- _Stated goal_: Copy each line that has the string "JSON" somewhere in it.

[Extracted data entries]
.....

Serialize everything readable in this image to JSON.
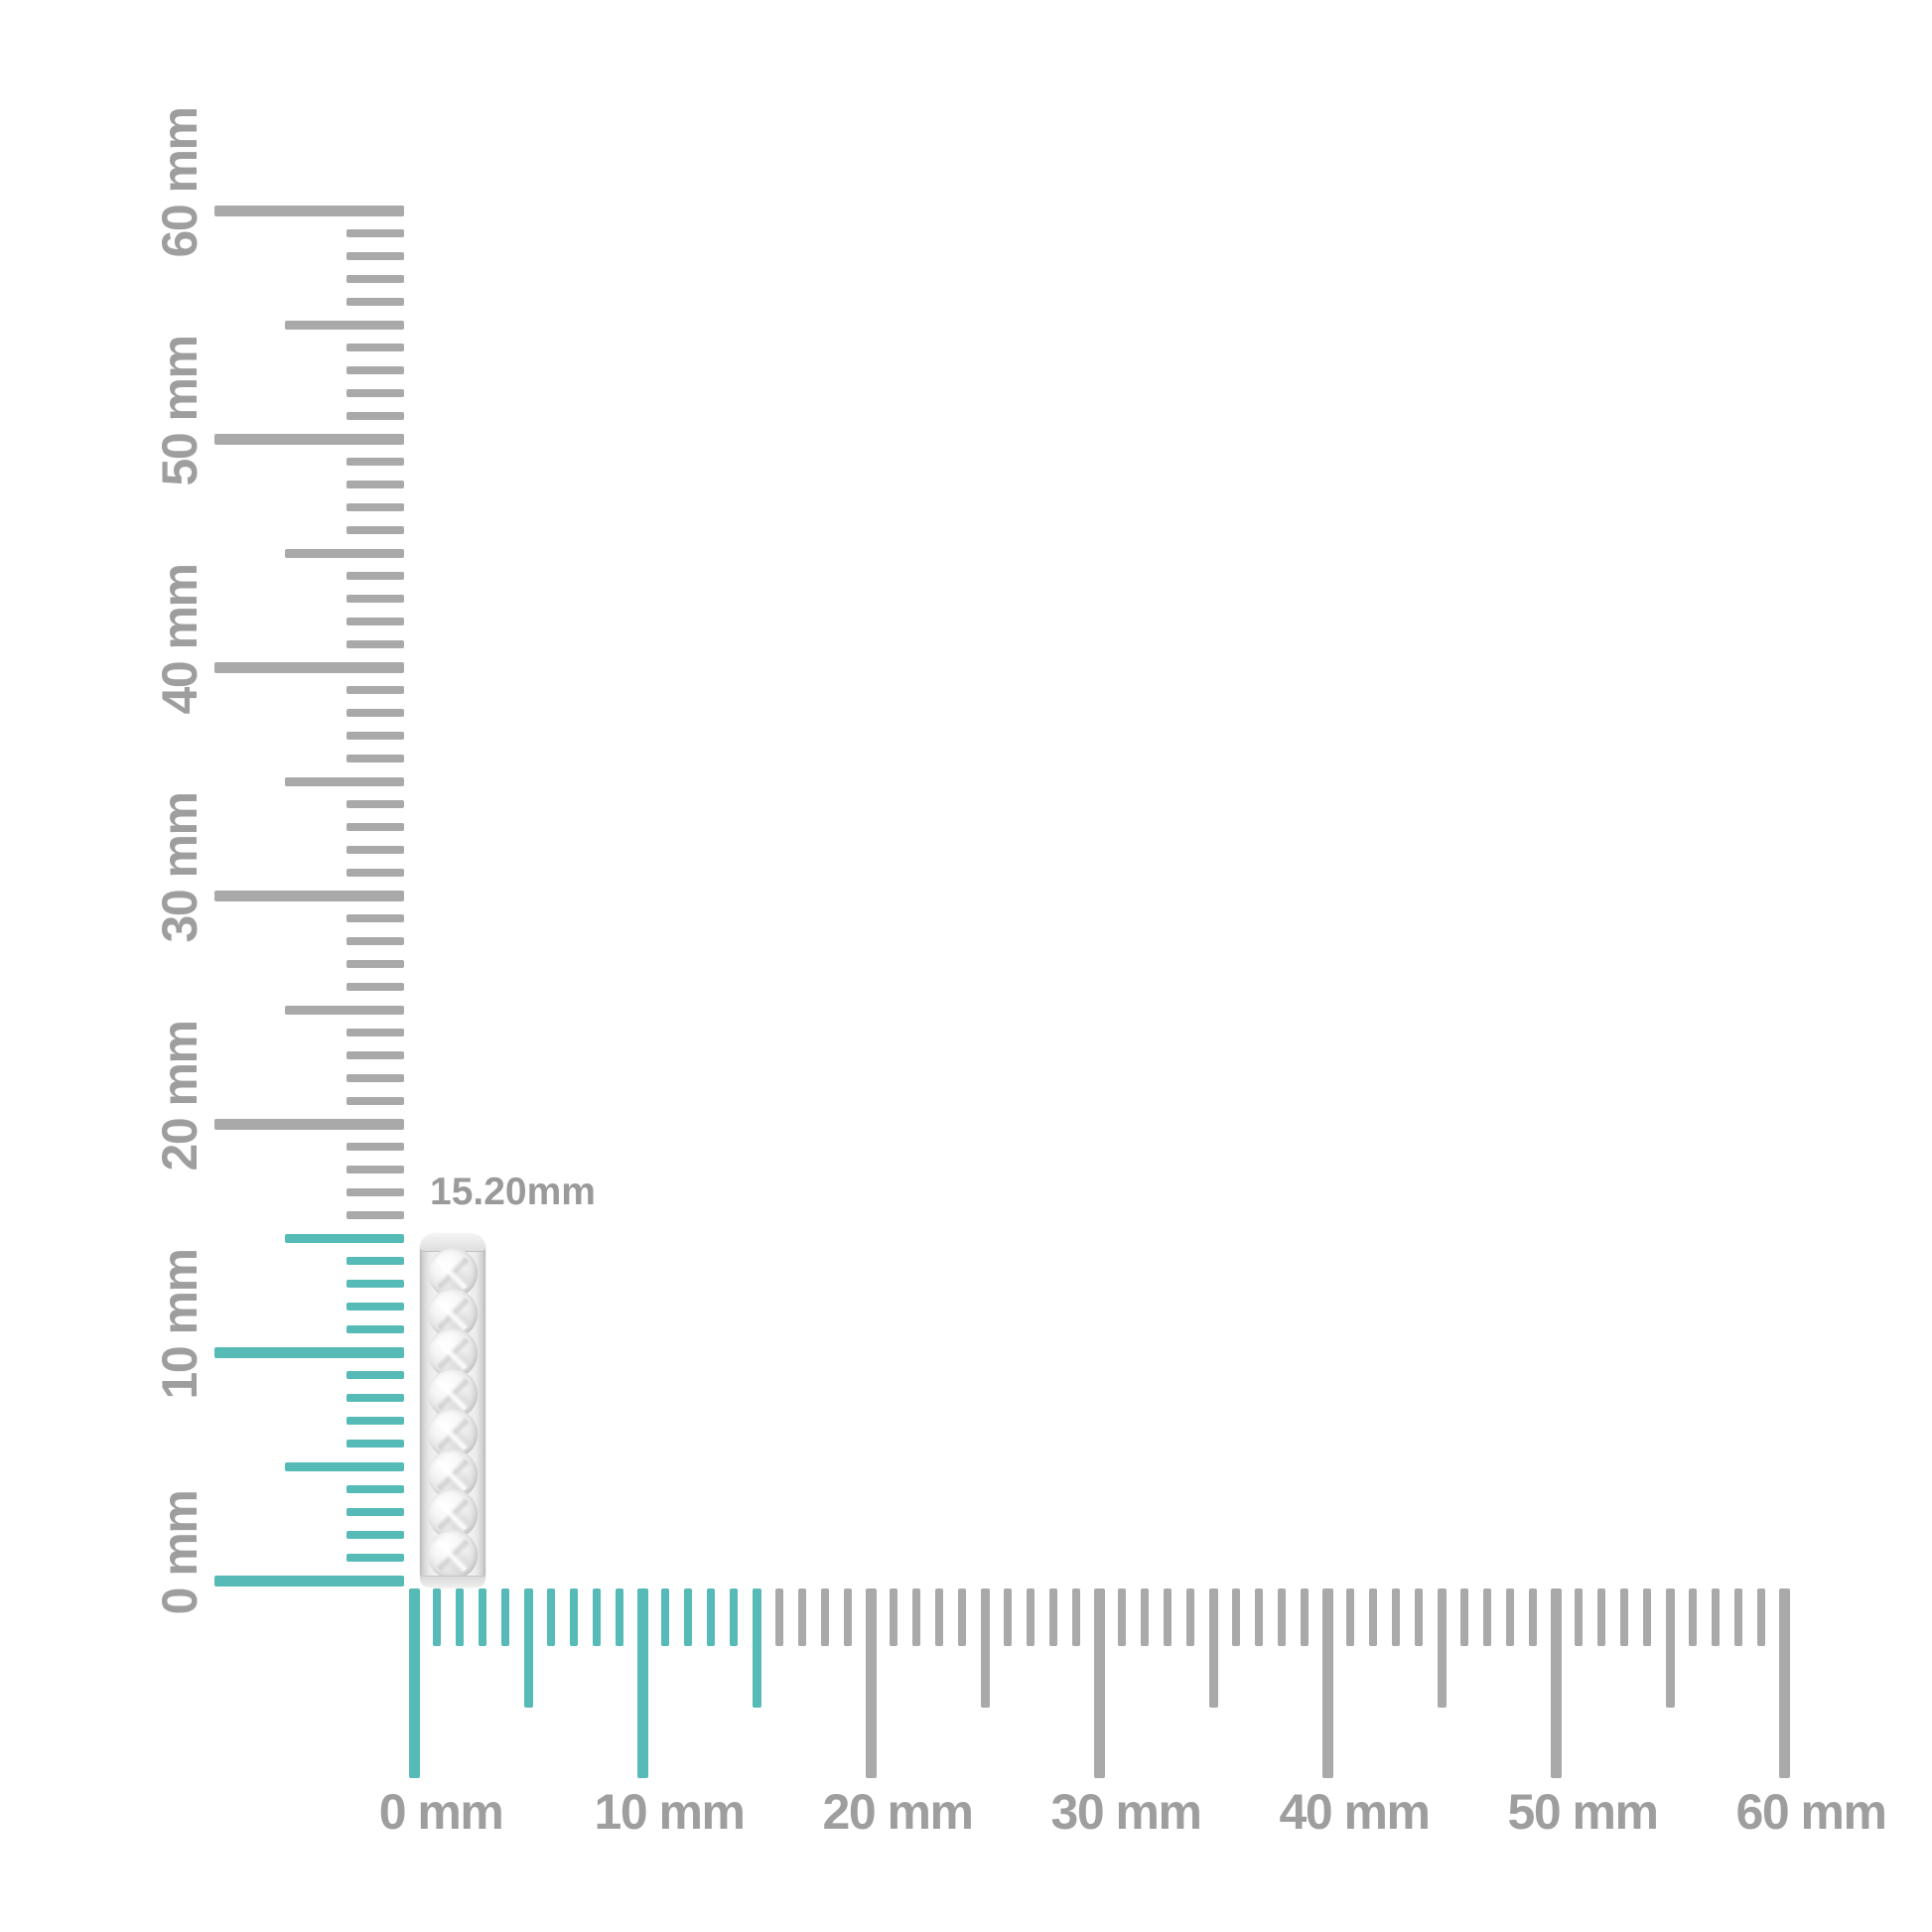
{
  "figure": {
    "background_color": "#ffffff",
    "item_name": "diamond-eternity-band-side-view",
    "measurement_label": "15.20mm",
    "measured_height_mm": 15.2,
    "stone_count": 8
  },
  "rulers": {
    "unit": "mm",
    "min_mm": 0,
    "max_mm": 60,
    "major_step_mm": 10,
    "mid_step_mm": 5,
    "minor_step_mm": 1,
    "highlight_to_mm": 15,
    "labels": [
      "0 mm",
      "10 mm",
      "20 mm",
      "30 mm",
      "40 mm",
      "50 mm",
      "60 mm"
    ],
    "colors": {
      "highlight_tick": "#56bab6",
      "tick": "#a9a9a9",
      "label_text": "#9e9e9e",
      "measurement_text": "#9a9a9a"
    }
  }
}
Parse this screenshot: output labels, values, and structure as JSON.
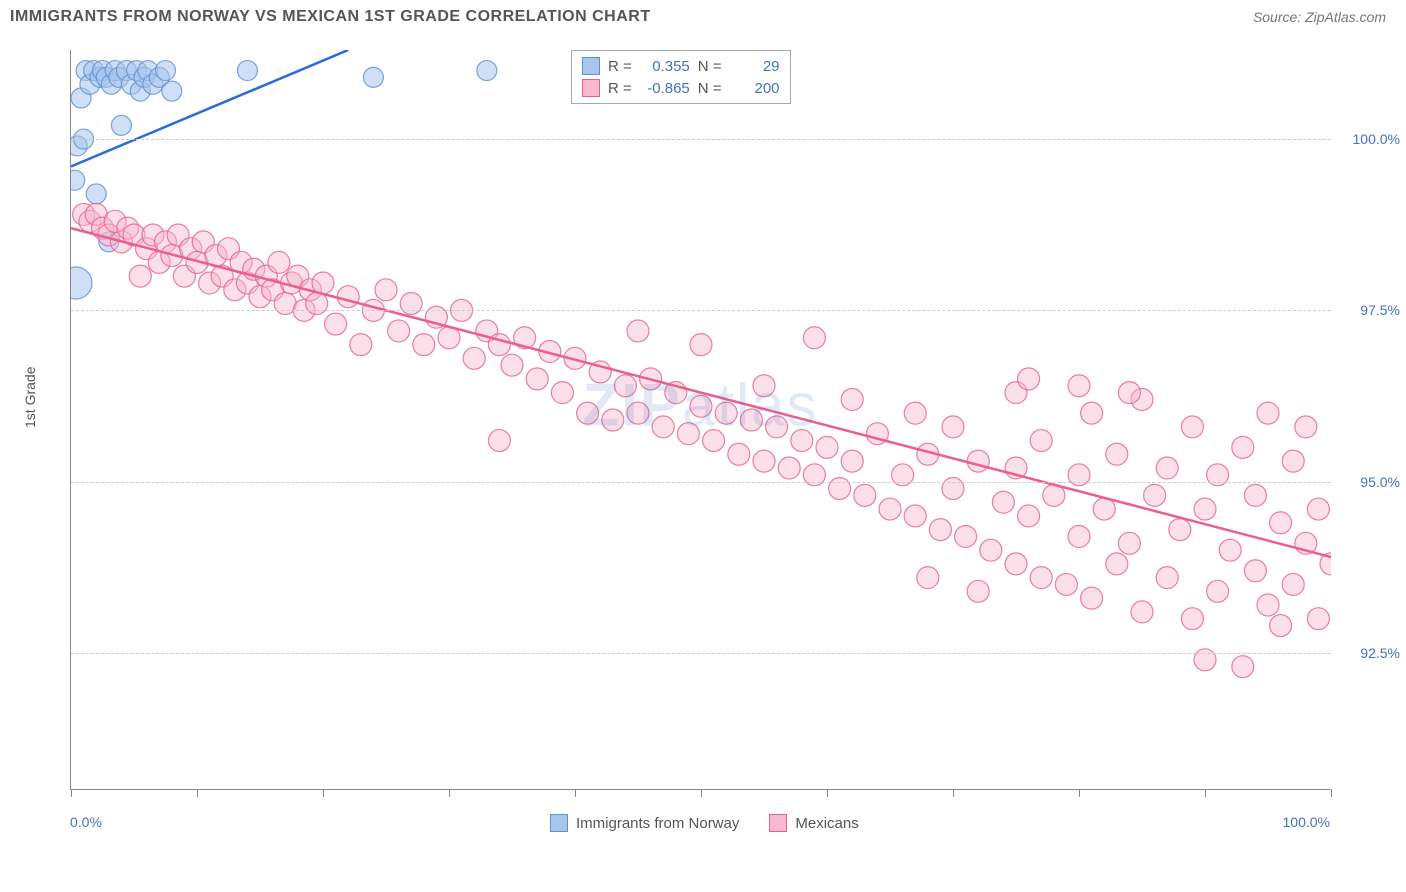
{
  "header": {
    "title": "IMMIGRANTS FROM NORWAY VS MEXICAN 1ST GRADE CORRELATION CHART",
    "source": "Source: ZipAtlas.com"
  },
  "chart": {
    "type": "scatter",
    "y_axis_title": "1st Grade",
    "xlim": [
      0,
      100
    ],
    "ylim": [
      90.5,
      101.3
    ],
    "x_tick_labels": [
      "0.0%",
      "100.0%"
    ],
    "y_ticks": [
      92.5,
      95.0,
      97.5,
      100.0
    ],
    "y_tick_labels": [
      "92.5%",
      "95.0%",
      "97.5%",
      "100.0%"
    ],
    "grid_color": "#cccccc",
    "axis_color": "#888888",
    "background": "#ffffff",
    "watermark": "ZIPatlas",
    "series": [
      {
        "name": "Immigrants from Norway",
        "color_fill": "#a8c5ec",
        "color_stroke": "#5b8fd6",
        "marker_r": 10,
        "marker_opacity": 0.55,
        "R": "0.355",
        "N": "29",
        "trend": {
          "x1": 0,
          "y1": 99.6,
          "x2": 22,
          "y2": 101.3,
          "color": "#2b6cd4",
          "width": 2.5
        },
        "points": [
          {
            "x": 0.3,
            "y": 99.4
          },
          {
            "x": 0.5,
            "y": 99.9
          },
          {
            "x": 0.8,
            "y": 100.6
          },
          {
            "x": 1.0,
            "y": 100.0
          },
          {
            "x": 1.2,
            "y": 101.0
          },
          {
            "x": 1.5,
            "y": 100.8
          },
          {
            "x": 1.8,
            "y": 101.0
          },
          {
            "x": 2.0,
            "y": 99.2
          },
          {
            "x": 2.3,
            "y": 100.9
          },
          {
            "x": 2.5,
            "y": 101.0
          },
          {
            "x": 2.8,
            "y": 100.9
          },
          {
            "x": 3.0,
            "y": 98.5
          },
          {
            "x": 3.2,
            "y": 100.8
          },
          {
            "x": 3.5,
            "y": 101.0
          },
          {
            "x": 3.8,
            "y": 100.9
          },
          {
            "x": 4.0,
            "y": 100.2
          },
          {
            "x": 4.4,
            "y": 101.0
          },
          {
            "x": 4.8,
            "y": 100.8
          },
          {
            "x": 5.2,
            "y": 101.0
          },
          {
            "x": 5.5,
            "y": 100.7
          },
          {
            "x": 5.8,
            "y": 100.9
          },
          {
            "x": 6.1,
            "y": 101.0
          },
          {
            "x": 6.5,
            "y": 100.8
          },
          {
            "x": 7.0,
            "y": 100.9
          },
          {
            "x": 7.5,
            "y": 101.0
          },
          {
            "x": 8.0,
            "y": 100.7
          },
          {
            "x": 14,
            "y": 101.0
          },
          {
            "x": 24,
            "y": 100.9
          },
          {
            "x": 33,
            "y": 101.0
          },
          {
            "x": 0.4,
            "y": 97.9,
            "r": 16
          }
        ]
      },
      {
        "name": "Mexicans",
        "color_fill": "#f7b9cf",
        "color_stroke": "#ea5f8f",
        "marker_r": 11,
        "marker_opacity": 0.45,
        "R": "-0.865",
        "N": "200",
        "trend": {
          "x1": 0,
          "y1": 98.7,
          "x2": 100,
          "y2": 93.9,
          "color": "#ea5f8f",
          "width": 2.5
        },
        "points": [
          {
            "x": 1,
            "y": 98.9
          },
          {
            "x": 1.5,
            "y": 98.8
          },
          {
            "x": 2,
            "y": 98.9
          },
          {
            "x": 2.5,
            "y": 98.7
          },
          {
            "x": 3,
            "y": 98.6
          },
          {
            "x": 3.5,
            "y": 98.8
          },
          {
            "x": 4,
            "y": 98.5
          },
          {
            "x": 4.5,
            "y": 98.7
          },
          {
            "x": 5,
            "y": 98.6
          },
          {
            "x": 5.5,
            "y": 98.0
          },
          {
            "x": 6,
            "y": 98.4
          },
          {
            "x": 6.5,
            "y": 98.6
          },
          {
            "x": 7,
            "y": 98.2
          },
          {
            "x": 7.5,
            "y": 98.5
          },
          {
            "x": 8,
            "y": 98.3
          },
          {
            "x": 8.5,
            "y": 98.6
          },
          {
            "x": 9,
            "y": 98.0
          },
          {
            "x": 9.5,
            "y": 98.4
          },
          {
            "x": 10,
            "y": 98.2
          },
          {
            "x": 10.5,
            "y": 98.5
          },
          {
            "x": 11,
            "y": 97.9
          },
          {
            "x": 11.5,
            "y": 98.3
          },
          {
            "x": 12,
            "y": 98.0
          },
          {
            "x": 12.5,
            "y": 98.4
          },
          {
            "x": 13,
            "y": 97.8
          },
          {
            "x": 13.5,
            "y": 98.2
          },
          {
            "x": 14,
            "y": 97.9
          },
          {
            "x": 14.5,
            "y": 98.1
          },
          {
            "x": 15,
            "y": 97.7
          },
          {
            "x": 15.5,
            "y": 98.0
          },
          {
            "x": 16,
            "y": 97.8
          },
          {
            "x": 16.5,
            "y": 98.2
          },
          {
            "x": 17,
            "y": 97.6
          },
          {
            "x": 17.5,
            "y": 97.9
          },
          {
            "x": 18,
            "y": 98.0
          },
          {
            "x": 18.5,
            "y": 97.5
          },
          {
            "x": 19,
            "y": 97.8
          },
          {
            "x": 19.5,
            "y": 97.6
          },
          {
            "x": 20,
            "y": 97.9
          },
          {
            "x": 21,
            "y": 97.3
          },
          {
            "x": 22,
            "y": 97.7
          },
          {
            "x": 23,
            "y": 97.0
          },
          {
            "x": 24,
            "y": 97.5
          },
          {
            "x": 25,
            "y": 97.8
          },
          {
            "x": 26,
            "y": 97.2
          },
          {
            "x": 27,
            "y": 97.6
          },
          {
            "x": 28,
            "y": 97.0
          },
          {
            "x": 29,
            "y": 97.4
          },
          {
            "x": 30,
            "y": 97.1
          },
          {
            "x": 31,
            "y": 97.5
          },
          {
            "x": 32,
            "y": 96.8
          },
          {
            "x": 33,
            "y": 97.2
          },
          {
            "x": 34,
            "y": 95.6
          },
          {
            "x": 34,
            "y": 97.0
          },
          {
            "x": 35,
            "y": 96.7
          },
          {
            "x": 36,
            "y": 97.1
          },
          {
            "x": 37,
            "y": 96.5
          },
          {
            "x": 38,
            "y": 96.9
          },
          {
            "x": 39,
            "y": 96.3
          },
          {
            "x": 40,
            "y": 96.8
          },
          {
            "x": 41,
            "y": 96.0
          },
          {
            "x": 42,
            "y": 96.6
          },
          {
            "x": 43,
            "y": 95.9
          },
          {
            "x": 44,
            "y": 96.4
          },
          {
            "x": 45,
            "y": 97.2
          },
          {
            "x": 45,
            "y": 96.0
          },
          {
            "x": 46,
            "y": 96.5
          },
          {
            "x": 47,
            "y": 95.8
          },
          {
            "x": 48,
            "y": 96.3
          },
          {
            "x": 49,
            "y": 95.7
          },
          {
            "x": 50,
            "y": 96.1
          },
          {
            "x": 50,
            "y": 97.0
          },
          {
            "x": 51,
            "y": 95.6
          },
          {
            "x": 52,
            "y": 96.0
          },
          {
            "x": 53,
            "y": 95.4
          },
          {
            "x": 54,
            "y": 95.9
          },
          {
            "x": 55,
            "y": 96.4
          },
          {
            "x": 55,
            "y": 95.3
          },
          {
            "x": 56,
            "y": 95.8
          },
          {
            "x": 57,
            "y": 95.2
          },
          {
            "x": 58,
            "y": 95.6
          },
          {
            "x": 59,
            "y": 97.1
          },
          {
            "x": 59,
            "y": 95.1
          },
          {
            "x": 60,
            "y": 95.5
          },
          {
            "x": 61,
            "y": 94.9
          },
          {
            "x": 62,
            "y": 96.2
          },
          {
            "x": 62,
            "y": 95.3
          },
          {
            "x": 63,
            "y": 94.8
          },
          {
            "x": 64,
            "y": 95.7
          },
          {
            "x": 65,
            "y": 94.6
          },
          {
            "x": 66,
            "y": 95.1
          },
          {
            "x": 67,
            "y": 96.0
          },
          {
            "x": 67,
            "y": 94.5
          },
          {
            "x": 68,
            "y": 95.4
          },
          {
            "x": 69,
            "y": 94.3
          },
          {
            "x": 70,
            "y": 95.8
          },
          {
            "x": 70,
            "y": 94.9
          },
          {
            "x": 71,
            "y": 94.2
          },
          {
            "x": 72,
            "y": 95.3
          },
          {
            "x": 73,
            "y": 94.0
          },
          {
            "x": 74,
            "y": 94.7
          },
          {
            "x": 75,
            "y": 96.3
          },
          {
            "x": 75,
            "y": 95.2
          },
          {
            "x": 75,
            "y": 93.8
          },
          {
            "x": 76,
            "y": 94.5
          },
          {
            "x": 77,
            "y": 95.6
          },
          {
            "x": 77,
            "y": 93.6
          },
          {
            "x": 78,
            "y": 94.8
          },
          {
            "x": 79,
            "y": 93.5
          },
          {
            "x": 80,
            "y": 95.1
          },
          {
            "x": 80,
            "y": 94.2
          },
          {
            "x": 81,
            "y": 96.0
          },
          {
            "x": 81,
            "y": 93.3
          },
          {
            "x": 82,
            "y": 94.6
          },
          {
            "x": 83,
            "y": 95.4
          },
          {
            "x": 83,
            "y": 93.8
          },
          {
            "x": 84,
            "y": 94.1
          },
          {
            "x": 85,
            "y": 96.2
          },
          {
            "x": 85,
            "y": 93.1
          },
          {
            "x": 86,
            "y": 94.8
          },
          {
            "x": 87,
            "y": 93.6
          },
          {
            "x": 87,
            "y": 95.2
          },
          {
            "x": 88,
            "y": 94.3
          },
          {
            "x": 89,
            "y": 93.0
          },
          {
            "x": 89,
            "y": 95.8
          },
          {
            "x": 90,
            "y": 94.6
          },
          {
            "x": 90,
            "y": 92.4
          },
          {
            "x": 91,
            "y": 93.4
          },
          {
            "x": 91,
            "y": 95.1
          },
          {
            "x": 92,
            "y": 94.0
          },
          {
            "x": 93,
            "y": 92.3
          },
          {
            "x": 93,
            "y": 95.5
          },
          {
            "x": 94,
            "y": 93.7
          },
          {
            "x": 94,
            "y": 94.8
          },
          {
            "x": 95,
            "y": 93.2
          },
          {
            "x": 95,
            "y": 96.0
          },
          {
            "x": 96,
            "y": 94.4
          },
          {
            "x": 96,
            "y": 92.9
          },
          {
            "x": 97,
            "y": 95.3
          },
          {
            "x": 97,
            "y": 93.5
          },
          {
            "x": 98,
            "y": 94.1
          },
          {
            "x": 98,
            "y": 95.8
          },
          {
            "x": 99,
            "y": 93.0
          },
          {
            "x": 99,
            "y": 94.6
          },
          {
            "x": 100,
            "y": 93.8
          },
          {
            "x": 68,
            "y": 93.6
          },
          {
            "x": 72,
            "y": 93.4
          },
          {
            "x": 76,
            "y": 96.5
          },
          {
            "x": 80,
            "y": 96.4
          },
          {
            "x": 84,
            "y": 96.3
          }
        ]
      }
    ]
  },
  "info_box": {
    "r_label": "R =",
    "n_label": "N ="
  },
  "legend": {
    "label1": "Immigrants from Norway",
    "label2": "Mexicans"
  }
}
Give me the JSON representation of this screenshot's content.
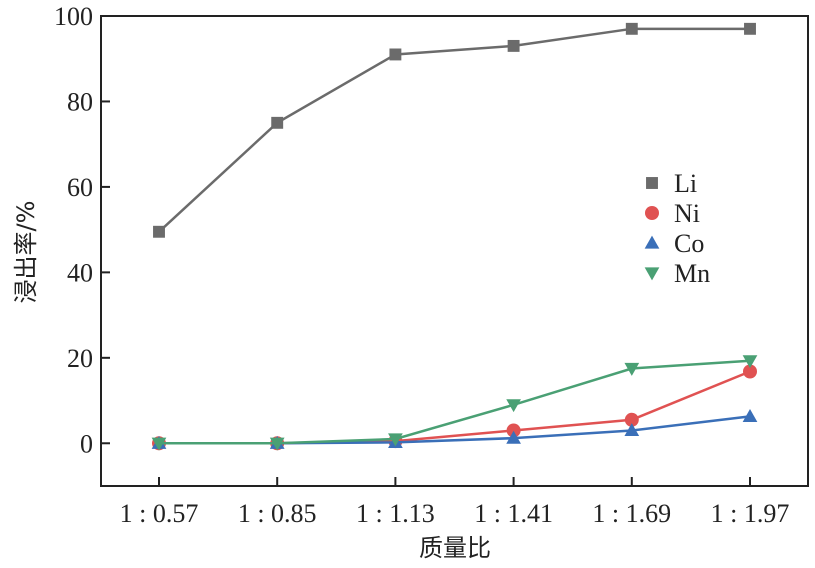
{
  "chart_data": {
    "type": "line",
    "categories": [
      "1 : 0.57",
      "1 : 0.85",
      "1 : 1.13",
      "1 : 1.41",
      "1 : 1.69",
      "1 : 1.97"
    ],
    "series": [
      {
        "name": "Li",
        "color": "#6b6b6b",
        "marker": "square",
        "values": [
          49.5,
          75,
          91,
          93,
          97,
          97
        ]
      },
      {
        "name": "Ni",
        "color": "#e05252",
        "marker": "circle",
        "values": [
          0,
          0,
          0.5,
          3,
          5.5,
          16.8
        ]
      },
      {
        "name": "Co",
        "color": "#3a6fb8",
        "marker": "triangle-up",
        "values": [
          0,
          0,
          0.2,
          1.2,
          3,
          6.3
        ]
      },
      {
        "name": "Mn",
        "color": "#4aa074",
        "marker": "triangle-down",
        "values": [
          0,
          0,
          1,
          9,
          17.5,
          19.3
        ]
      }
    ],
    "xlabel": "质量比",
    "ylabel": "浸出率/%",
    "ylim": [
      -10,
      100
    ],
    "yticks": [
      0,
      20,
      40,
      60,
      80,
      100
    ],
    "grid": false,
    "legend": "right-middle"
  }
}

.....

- _Finished exercise_:
Serialize everything readable in this image to JSON.
Parse this screenshot: output labels, values, and structure as JSON.
Give me the JSON representation of this screenshot's content.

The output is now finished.